EXERCISE DETAILS: Every entry must be repeated exactly. Exclude all pictures.

EXTRACTED RECORDS:
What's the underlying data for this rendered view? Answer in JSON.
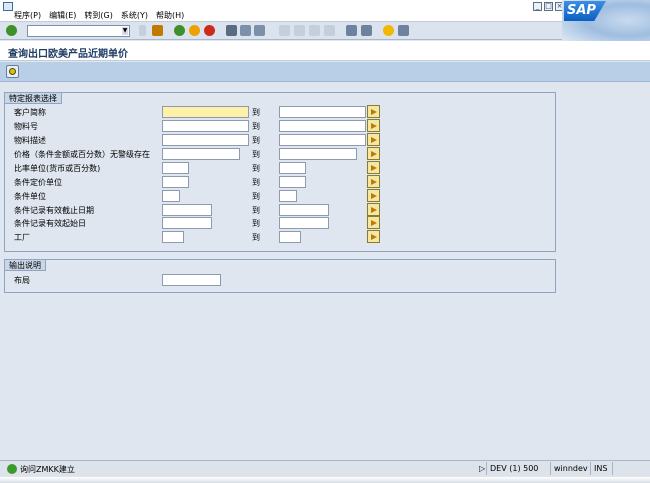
{
  "menu": [
    "程序(P)",
    "编辑(E)",
    "转到(G)",
    "系统(Y)",
    "帮助(H)"
  ],
  "logo": "SAP",
  "title": "查询出口欧美产品近期单价",
  "selection": {
    "legend": "特定报表选择",
    "to_label": "到",
    "rows": [
      {
        "label": "客户简称"
      },
      {
        "label": "物料号"
      },
      {
        "label": "物料描述"
      },
      {
        "label": "价格（条件金额或百分数）无警级存在"
      },
      {
        "label": "比率单位(货币或百分数)"
      },
      {
        "label": "条件定价单位"
      },
      {
        "label": "条件单位"
      },
      {
        "label": "条件记录有效截止日期"
      },
      {
        "label": "条件记录有效起始日"
      },
      {
        "label": "工厂"
      }
    ]
  },
  "output": {
    "legend": "输出说明",
    "layout_label": "布局"
  },
  "status": {
    "message": "询问ZMKK建立",
    "system": "DEV (1) 500",
    "server": "winndev",
    "mode": "INS"
  },
  "colors": {
    "focus_field": "#fff0a8",
    "app_toolbar": "#b9cfe8",
    "group_bg": "#dfe6ef"
  }
}
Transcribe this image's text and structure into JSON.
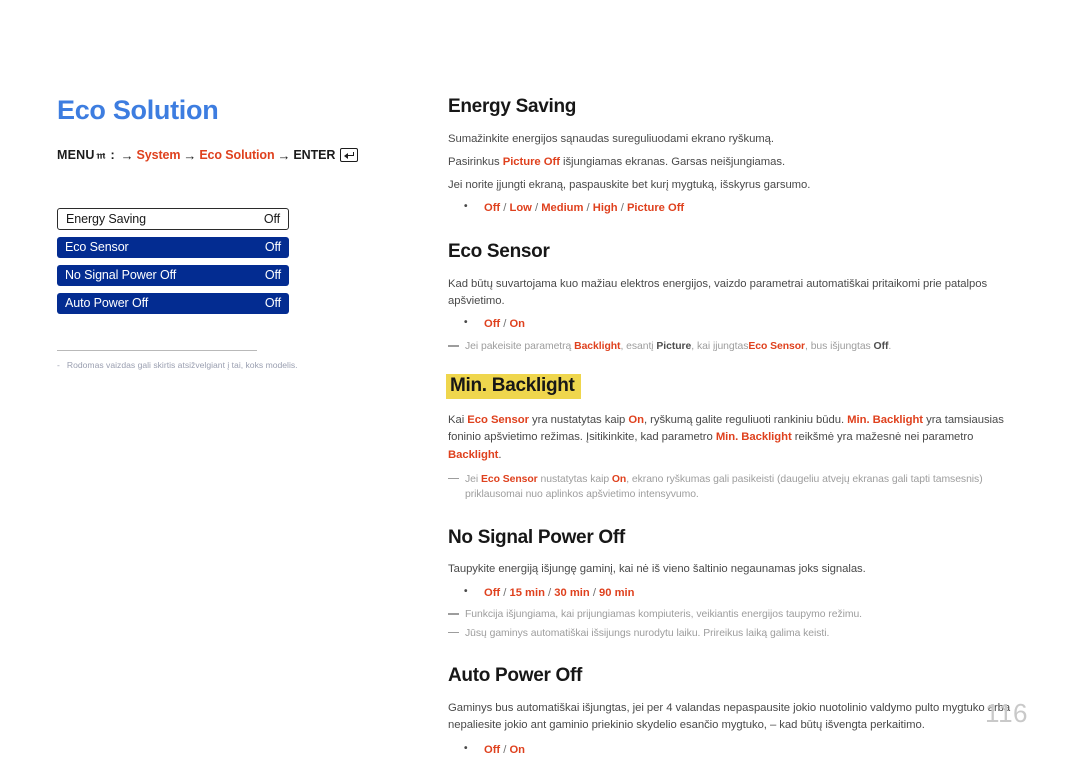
{
  "page": {
    "title": "Eco Solution",
    "number": "116"
  },
  "breadcrumb": {
    "menu_label": "MENU",
    "menu_icon": "menu-m-glyph",
    "colon": ":",
    "arrow": "→",
    "step1": "System",
    "step2": "Eco Solution",
    "enter_label": "ENTER",
    "enter_icon": "enter-key-icon"
  },
  "osd": {
    "rows": [
      {
        "label": "Energy Saving",
        "value": "Off",
        "selected": true
      },
      {
        "label": "Eco Sensor",
        "value": "Off",
        "selected": false
      },
      {
        "label": "No Signal Power Off",
        "value": "Off",
        "selected": false
      },
      {
        "label": "Auto Power Off",
        "value": "Off",
        "selected": false
      }
    ],
    "footnote_dash": "-",
    "footnote": "Rodomas vaizdas gali skirtis atsižvelgiant į tai, koks modelis."
  },
  "sections": {
    "energy_saving": {
      "title": "Energy Saving",
      "p1": "Sumažinkite energijos sąnaudas sureguliuodami ekrano ryškumą.",
      "p2_a": "Pasirinkus ",
      "p2_accent": "Picture Off",
      "p2_b": " išjungiamas ekranas. Garsas neišjungiamas.",
      "p3": "Jei norite įjungti ekraną, paspauskite bet kurį mygtuką, išskyrus garsumo.",
      "options": [
        "Off",
        "Low",
        "Medium",
        "High",
        "Picture Off"
      ]
    },
    "eco_sensor": {
      "title": "Eco Sensor",
      "p1": "Kad būtų suvartojama kuo mažiau elektros energijos, vaizdo parametrai automatiškai pritaikomi prie patalpos apšvietimo.",
      "options": [
        "Off",
        "On"
      ],
      "note_a": "Jei pakeisite parametrą ",
      "note_b1": "Backlight",
      "note_b": ", esantį ",
      "note_b2": "Picture",
      "note_c": ", kai įjungtas",
      "note_b3": "Eco Sensor",
      "note_d": ", bus išjungtas ",
      "note_b4": "Off",
      "note_e": "."
    },
    "min_backlight": {
      "title": "Min. Backlight",
      "p1_a": "Kai ",
      "p1_b1": "Eco Sensor",
      "p1_b": " yra nustatytas kaip ",
      "p1_b2": "On",
      "p1_c": ", ryškumą galite reguliuoti rankiniu būdu. ",
      "p1_b3": "Min. Backlight",
      "p1_d": " yra tamsiausias foninio apšvietimo režimas. Įsitikinkite, kad parametro ",
      "p1_b4": "Min. Backlight",
      "p1_e": " reikšmė yra mažesnė nei parametro ",
      "p1_b5": "Backlight",
      "p1_f": ".",
      "note_a": "Jei ",
      "note_b1": "Eco Sensor",
      "note_b": " nustatytas kaip ",
      "note_b2": "On",
      "note_c": ", ekrano ryškumas gali pasikeisti (daugeliu atvejų ekranas gali tapti tamsesnis) priklausomai nuo aplinkos apšvietimo intensyvumo."
    },
    "no_signal_power_off": {
      "title": "No Signal Power Off",
      "p1": "Taupykite energiją išjungę gaminį, kai nė iš vieno šaltinio negaunamas joks signalas.",
      "options": [
        "Off",
        "15 min",
        "30 min",
        "90 min"
      ],
      "note1": "Funkcija išjungiama, kai prijungiamas kompiuteris, veikiantis energijos taupymo režimu.",
      "note2": "Jūsų gaminys automatiškai išsijungs nurodytu laiku. Prireikus laiką galima keisti."
    },
    "auto_power_off": {
      "title": "Auto Power Off",
      "p1": "Gaminys bus automatiškai išjungtas, jei per 4 valandas nepaspausite jokio nuotolinio valdymo pulto mygtuko arba nepaliesite jokio ant gaminio priekinio skydelio esančio mygtuko, – kad būtų išvengta perkaitimo.",
      "options": [
        "Off",
        "On"
      ]
    }
  },
  "colors": {
    "title_blue": "#3d7de0",
    "osd_blue": "#032c91",
    "accent_red": "#df411e",
    "highlight_yellow": "#efd64d",
    "page_number_gray": "#c9c9c9"
  }
}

OUTPUT:
What's the underlying data for this rendered view? Answer in JSON.
{
  "menu": [
    "程序(P)",
    "编辑(E)",
    "转到(G)",
    "系统(Y)",
    "帮助(H)"
  ],
  "logo": "SAP",
  "title": "查询出口欧美产品近期单价",
  "selection": {
    "legend": "特定报表选择",
    "to_label": "到",
    "rows": [
      {
        "label": "客户简称"
      },
      {
        "label": "物料号"
      },
      {
        "label": "物料描述"
      },
      {
        "label": "价格（条件金额或百分数）无警级存在"
      },
      {
        "label": "比率单位(货币或百分数)"
      },
      {
        "label": "条件定价单位"
      },
      {
        "label": "条件单位"
      },
      {
        "label": "条件记录有效截止日期"
      },
      {
        "label": "条件记录有效起始日"
      },
      {
        "label": "工厂"
      }
    ]
  },
  "output": {
    "legend": "输出说明",
    "layout_label": "布局"
  },
  "status": {
    "message": "询问ZMKK建立",
    "system": "DEV (1) 500",
    "server": "winndev",
    "mode": "INS"
  },
  "colors": {
    "focus_field": "#fff0a8",
    "app_toolbar": "#b9cfe8",
    "group_bg": "#dfe6ef"
  }
}
Transcribe this image's text and structure into JSON.
{
  "page": {
    "title": "Eco Solution",
    "number": "116"
  },
  "breadcrumb": {
    "menu_label": "MENU",
    "menu_icon": "menu-m-glyph",
    "colon": ":",
    "arrow": "→",
    "step1": "System",
    "step2": "Eco Solution",
    "enter_label": "ENTER",
    "enter_icon": "enter-key-icon"
  },
  "osd": {
    "rows": [
      {
        "label": "Energy Saving",
        "value": "Off",
        "selected": true
      },
      {
        "label": "Eco Sensor",
        "value": "Off",
        "selected": false
      },
      {
        "label": "No Signal Power Off",
        "value": "Off",
        "selected": false
      },
      {
        "label": "Auto Power Off",
        "value": "Off",
        "selected": false
      }
    ],
    "footnote_dash": "-",
    "footnote": "Rodomas vaizdas gali skirtis atsižvelgiant į tai, koks modelis."
  },
  "sections": {
    "energy_saving": {
      "title": "Energy Saving",
      "p1": "Sumažinkite energijos sąnaudas sureguliuodami ekrano ryškumą.",
      "p2_a": "Pasirinkus ",
      "p2_accent": "Picture Off",
      "p2_b": " išjungiamas ekranas. Garsas neišjungiamas.",
      "p3": "Jei norite įjungti ekraną, paspauskite bet kurį mygtuką, išskyrus garsumo.",
      "options": [
        "Off",
        "Low",
        "Medium",
        "High",
        "Picture Off"
      ]
    },
    "eco_sensor": {
      "title": "Eco Sensor",
      "p1": "Kad būtų suvartojama kuo mažiau elektros energijos, vaizdo parametrai automatiškai pritaikomi prie patalpos apšvietimo.",
      "options": [
        "Off",
        "On"
      ],
      "note_a": "Jei pakeisite parametrą ",
      "note_b1": "Backlight",
      "note_b": ", esantį ",
      "note_b2": "Picture",
      "note_c": ", kai įjungtas",
      "note_b3": "Eco Sensor",
      "note_d": ", bus išjungtas ",
      "note_b4": "Off",
      "note_e": "."
    },
    "min_backlight": {
      "title": "Min. Backlight",
      "p1_a": "Kai ",
      "p1_b1": "Eco Sensor",
      "p1_b": " yra nustatytas kaip ",
      "p1_b2": "On",
      "p1_c": ", ryškumą galite reguliuoti rankiniu būdu. ",
      "p1_b3": "Min. Backlight",
      "p1_d": " yra tamsiausias foninio apšvietimo režimas. Įsitikinkite, kad parametro ",
      "p1_b4": "Min. Backlight",
      "p1_e": " reikšmė yra mažesnė nei parametro ",
      "p1_b5": "Backlight",
      "p1_f": ".",
      "note_a": "Jei ",
      "note_b1": "Eco Sensor",
      "note_b": " nustatytas kaip ",
      "note_b2": "On",
      "note_c": ", ekrano ryškumas gali pasikeisti (daugeliu atvejų ekranas gali tapti tamsesnis) priklausomai nuo aplinkos apšvietimo intensyvumo."
    },
    "no_signal_power_off": {
      "title": "No Signal Power Off",
      "p1": "Taupykite energiją išjungę gaminį, kai nė iš vieno šaltinio negaunamas joks signalas.",
      "options": [
        "Off",
        "15 min",
        "30 min",
        "90 min"
      ],
      "note1": "Funkcija išjungiama, kai prijungiamas kompiuteris, veikiantis energijos taupymo režimu.",
      "note2": "Jūsų gaminys automatiškai išsijungs nurodytu laiku. Prireikus laiką galima keisti."
    },
    "auto_power_off": {
      "title": "Auto Power Off",
      "p1": "Gaminys bus automatiškai išjungtas, jei per 4 valandas nepaspausite jokio nuotolinio valdymo pulto mygtuko arba nepaliesite jokio ant gaminio priekinio skydelio esančio mygtuko, – kad būtų išvengta perkaitimo.",
      "options": [
        "Off",
        "On"
      ]
    }
  },
  "colors": {
    "title_blue": "#3d7de0",
    "osd_blue": "#032c91",
    "accent_red": "#df411e",
    "highlight_yellow": "#efd64d",
    "page_number_gray": "#c9c9c9"
  }
}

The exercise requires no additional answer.